● TASK GOAL
Provide an exact transcription of all the records.

● DATA FOR THIS EXERCISE
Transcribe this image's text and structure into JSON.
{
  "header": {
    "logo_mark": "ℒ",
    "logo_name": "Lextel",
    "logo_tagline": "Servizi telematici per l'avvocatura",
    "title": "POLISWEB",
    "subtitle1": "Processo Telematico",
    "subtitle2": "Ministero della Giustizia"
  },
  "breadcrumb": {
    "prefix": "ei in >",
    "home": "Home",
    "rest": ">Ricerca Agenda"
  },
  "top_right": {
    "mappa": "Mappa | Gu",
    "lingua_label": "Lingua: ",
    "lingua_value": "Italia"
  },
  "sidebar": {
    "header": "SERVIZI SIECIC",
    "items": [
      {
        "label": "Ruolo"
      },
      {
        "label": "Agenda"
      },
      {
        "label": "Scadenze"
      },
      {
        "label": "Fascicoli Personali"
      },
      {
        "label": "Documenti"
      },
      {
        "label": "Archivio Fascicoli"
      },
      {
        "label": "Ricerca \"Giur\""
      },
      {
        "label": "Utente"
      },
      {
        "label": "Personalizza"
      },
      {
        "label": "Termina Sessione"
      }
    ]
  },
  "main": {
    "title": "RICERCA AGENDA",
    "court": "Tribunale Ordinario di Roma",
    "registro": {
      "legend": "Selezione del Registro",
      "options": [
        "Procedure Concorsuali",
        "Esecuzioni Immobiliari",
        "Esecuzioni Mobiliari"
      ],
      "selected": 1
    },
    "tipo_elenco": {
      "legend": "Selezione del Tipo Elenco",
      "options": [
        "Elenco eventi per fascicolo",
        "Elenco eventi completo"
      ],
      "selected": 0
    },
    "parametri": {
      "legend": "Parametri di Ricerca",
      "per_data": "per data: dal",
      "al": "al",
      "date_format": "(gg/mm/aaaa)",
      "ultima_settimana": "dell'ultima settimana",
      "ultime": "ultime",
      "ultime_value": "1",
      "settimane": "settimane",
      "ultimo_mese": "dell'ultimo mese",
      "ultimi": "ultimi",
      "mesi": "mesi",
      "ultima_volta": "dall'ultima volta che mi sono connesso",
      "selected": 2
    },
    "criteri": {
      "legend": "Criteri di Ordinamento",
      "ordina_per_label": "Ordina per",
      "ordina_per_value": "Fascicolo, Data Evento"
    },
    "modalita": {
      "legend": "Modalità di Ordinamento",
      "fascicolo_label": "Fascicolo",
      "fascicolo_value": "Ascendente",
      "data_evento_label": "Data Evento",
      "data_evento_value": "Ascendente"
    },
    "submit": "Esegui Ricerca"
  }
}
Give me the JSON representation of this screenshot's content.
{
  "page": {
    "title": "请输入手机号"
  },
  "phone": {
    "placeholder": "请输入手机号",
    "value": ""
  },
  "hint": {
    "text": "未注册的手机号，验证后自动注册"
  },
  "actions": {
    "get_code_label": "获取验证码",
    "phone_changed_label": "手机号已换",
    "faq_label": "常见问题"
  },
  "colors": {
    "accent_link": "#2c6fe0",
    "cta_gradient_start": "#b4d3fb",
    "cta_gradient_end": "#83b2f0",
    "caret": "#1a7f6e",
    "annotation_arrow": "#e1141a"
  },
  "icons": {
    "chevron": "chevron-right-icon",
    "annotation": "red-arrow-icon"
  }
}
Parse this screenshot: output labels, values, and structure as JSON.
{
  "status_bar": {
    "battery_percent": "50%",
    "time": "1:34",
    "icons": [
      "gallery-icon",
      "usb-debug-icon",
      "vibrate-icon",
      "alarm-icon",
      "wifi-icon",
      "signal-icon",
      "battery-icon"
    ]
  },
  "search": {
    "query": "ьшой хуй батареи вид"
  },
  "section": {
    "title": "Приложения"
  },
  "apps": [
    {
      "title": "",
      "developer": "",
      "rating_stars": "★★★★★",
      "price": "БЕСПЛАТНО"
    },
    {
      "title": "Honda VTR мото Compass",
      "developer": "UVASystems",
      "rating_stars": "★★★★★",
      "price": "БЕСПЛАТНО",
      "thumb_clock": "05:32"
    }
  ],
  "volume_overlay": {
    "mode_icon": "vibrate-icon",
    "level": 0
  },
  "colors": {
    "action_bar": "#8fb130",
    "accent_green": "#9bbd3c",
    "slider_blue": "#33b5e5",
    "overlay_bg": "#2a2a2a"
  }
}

● RESPONSE TO THIS TASK
Transcribe this image's text and structure into JSON.
{
  "header": {
    "logo_mark": "ℒ",
    "logo_name": "Lextel",
    "logo_tagline": "Servizi telematici per l'avvocatura",
    "title": "POLISWEB",
    "subtitle1": "Processo Telematico",
    "subtitle2": "Ministero della Giustizia"
  },
  "breadcrumb": {
    "prefix": "ei in >",
    "home": "Home",
    "rest": ">Ricerca Agenda"
  },
  "top_right": {
    "mappa": "Mappa | Gu",
    "lingua_label": "Lingua: ",
    "lingua_value": "Italia"
  },
  "sidebar": {
    "header": "SERVIZI SIECIC",
    "items": [
      {
        "label": "Ruolo"
      },
      {
        "label": "Agenda"
      },
      {
        "label": "Scadenze"
      },
      {
        "label": "Fascicoli Personali"
      },
      {
        "label": "Documenti"
      },
      {
        "label": "Archivio Fascicoli"
      },
      {
        "label": "Ricerca \"Giur\""
      },
      {
        "label": "Utente"
      },
      {
        "label": "Personalizza"
      },
      {
        "label": "Termina Sessione"
      }
    ]
  },
  "main": {
    "title": "RICERCA AGENDA",
    "court": "Tribunale Ordinario di Roma",
    "registro": {
      "legend": "Selezione del Registro",
      "options": [
        "Procedure Concorsuali",
        "Esecuzioni Immobiliari",
        "Esecuzioni Mobiliari"
      ],
      "selected": 1
    },
    "tipo_elenco": {
      "legend": "Selezione del Tipo Elenco",
      "options": [
        "Elenco eventi per fascicolo",
        "Elenco eventi completo"
      ],
      "selected": 0
    },
    "parametri": {
      "legend": "Parametri di Ricerca",
      "per_data": "per data: dal",
      "al": "al",
      "date_format": "(gg/mm/aaaa)",
      "ultima_settimana": "dell'ultima settimana",
      "ultime": "ultime",
      "ultime_value": "1",
      "settimane": "settimane",
      "ultimo_mese": "dell'ultimo mese",
      "ultimi": "ultimi",
      "mesi": "mesi",
      "ultima_volta": "dall'ultima volta che mi sono connesso",
      "selected": 2
    },
    "criteri": {
      "legend": "Criteri di Ordinamento",
      "ordina_per_label": "Ordina per",
      "ordina_per_value": "Fascicolo, Data Evento"
    },
    "modalita": {
      "legend": "Modalità di Ordinamento",
      "fascicolo_label": "Fascicolo",
      "fascicolo_value": "Ascendente",
      "data_evento_label": "Data Evento",
      "data_evento_value": "Ascendente"
    },
    "submit": "Esegui Ricerca"
  }
}
Give me the JSON representation of this screenshot's content.
{
  "page": {
    "title": "请输入手机号"
  },
  "phone": {
    "placeholder": "请输入手机号",
    "value": ""
  },
  "hint": {
    "text": "未注册的手机号，验证后自动注册"
  },
  "actions": {
    "get_code_label": "获取验证码",
    "phone_changed_label": "手机号已换",
    "faq_label": "常见问题"
  },
  "colors": {
    "accent_link": "#2c6fe0",
    "cta_gradient_start": "#b4d3fb",
    "cta_gradient_end": "#83b2f0",
    "caret": "#1a7f6e",
    "annotation_arrow": "#e1141a"
  },
  "icons": {
    "chevron": "chevron-right-icon",
    "annotation": "red-arrow-icon"
  }
}
Parse this screenshot: output labels, values, and structure as JSON.
{
  "status_bar": {
    "battery_percent": "50%",
    "time": "1:34",
    "icons": [
      "gallery-icon",
      "usb-debug-icon",
      "vibrate-icon",
      "alarm-icon",
      "wifi-icon",
      "signal-icon",
      "battery-icon"
    ]
  },
  "search": {
    "query": "ьшой хуй батареи вид"
  },
  "section": {
    "title": "Приложения"
  },
  "apps": [
    {
      "title": "",
      "developer": "",
      "rating_stars": "★★★★★",
      "price": "БЕСПЛАТНО"
    },
    {
      "title": "Honda VTR мото Compass",
      "developer": "UVASystems",
      "rating_stars": "★★★★★",
      "price": "БЕСПЛАТНО",
      "thumb_clock": "05:32"
    }
  ],
  "volume_overlay": {
    "mode_icon": "vibrate-icon",
    "level": 0
  },
  "colors": {
    "action_bar": "#8fb130",
    "accent_green": "#9bbd3c",
    "slider_blue": "#33b5e5",
    "overlay_bg": "#2a2a2a"
  }
}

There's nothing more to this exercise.